Start Data extract

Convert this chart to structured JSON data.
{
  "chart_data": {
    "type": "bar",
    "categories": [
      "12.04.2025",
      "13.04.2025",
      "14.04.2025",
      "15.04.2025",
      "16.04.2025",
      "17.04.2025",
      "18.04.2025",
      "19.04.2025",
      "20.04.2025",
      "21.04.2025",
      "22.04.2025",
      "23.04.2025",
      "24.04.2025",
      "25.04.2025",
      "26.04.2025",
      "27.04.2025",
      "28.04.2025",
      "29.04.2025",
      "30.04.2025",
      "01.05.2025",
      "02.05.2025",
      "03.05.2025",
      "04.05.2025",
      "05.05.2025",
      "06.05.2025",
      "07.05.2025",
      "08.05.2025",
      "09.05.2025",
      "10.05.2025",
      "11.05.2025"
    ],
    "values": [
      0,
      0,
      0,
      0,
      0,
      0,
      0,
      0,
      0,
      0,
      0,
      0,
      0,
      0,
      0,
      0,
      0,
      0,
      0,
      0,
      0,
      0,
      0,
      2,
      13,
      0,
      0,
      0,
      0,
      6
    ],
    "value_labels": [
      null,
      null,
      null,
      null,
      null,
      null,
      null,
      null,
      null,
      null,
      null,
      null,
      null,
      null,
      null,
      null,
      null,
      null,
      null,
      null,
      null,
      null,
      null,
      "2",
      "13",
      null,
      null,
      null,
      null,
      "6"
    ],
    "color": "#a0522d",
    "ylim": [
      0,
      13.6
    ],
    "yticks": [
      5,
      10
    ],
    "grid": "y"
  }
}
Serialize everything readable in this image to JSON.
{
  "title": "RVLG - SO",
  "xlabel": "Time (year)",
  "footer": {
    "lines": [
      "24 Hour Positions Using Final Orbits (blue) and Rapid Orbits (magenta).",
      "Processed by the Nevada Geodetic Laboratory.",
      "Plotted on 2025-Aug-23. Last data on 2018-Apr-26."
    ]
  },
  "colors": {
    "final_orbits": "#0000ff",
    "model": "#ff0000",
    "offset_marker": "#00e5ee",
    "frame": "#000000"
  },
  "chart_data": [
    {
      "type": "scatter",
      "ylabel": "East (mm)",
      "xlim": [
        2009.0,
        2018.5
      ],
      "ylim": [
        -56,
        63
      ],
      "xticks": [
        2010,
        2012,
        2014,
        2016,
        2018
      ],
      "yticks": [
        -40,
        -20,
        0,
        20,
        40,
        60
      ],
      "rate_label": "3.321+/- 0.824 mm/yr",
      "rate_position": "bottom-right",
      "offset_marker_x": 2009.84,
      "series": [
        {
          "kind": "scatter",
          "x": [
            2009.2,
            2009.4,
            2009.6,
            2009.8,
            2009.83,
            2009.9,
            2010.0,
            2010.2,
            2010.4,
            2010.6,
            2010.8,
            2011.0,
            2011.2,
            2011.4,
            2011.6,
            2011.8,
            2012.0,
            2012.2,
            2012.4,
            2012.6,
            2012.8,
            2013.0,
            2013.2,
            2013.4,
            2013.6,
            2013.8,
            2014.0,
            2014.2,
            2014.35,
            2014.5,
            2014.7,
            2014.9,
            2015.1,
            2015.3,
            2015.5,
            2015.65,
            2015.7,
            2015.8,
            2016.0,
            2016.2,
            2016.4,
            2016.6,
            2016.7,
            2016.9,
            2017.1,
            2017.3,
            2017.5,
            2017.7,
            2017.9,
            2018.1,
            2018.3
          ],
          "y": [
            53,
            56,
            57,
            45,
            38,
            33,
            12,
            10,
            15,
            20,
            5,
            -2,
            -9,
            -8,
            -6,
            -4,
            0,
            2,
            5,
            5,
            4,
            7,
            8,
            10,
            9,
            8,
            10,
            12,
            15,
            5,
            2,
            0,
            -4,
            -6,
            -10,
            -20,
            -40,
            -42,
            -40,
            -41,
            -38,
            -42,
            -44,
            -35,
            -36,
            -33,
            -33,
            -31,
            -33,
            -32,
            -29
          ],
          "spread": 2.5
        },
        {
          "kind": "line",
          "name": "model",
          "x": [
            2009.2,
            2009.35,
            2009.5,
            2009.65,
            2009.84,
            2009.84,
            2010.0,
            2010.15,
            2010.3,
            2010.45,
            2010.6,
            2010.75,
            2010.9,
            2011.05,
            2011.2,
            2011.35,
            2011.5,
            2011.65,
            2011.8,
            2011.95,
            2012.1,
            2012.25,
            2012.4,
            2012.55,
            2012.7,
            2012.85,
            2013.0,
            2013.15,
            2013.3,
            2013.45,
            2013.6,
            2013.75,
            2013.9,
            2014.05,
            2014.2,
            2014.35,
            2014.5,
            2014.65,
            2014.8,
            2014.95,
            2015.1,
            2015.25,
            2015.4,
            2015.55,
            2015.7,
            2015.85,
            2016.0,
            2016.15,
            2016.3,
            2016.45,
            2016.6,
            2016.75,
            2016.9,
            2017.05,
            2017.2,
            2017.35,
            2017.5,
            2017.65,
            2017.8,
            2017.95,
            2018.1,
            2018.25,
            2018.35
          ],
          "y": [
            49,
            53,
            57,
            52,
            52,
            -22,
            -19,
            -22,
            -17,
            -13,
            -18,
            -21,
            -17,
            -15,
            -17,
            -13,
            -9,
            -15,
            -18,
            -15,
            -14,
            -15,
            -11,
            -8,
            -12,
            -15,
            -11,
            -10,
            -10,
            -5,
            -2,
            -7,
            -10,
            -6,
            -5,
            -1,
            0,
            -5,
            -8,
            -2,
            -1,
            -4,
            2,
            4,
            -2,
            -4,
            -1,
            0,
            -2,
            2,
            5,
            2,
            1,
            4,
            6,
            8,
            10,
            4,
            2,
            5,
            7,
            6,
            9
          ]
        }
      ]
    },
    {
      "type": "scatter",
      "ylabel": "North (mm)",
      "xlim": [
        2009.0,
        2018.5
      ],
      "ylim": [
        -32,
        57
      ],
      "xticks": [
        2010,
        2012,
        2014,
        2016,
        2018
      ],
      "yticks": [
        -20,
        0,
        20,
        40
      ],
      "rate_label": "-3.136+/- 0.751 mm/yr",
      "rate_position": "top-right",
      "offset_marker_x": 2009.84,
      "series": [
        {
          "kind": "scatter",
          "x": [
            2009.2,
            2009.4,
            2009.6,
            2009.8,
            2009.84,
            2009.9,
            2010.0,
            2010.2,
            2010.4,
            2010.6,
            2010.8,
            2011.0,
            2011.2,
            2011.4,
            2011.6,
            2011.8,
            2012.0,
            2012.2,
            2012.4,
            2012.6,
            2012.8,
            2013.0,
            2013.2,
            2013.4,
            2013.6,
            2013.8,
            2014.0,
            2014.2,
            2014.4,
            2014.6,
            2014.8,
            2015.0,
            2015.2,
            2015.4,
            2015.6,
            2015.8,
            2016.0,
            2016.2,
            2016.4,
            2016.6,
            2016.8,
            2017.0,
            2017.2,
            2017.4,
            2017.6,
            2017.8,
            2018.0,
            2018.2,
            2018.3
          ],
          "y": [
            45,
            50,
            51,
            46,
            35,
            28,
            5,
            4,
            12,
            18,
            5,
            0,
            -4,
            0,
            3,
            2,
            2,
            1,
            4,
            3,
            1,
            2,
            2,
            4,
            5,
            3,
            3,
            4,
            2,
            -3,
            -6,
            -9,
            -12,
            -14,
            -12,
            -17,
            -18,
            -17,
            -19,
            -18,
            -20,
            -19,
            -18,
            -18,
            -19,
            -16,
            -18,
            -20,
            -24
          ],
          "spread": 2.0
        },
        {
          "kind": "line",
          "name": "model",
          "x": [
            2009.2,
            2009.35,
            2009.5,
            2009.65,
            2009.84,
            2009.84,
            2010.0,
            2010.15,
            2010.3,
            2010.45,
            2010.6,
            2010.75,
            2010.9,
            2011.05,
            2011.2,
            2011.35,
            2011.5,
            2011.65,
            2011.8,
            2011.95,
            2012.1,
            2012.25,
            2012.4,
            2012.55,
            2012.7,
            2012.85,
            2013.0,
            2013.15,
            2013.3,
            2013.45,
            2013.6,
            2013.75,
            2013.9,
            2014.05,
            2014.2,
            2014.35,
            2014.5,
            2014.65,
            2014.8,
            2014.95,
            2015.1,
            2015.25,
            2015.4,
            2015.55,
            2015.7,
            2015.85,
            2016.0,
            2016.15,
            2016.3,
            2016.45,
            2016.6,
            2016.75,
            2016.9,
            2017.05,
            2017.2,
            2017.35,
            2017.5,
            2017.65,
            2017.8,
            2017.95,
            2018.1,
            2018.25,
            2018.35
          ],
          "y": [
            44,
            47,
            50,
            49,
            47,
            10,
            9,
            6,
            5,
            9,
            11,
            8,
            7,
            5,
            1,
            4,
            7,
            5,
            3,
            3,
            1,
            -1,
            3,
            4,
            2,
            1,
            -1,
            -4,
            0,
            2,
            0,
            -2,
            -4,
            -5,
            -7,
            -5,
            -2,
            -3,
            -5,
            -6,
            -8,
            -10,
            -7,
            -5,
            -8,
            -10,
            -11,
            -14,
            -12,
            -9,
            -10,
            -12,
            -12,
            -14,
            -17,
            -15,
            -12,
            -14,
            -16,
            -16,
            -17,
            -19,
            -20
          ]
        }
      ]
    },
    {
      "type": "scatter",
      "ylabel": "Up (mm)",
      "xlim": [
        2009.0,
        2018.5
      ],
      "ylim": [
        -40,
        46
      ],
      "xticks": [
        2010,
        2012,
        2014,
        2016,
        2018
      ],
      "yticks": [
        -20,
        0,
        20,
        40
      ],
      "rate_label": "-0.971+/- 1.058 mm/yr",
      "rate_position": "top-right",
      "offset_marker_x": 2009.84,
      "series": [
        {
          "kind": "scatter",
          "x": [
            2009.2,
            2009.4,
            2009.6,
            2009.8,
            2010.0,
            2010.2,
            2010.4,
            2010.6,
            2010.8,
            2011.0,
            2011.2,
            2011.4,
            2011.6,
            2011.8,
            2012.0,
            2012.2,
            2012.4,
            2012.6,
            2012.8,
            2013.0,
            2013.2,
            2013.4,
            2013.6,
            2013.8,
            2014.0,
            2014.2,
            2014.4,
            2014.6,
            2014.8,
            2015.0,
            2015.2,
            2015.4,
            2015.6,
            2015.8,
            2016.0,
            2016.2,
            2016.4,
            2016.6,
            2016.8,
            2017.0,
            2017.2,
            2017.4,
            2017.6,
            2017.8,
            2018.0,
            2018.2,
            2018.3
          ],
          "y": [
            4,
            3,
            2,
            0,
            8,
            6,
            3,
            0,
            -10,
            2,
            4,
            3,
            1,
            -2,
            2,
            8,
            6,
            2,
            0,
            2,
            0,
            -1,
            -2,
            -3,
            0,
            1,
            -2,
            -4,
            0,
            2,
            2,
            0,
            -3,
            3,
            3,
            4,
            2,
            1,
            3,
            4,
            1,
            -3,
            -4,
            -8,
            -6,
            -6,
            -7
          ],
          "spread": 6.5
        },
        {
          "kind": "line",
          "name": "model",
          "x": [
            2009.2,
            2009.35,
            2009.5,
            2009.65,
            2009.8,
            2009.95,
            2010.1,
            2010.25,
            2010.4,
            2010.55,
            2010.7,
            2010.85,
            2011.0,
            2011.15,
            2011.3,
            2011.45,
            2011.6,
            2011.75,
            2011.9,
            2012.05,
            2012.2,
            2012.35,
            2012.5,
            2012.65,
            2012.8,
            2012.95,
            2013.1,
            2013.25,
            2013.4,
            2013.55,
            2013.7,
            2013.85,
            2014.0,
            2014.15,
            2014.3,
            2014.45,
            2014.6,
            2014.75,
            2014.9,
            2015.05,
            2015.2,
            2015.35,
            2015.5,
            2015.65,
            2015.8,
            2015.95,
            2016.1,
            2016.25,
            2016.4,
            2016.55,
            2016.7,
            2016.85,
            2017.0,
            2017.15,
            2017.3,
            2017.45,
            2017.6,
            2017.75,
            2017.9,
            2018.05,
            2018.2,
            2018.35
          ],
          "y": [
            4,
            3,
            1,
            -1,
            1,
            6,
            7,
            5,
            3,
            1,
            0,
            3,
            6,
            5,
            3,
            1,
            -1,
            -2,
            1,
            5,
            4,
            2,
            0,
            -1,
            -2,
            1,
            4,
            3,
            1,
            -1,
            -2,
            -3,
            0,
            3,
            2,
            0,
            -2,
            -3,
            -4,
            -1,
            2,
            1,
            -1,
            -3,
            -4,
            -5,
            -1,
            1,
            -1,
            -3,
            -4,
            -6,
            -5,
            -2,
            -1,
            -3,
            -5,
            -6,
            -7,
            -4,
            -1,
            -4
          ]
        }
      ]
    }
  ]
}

End Data extract

● What you are asked to do:
Sift the material for lines with the string "ylabel". Copy each one found.

● Exercise response:
      "ylabel": "East (mm)",
      "ylabel": "North (mm)",
      "ylabel": "Up (mm)",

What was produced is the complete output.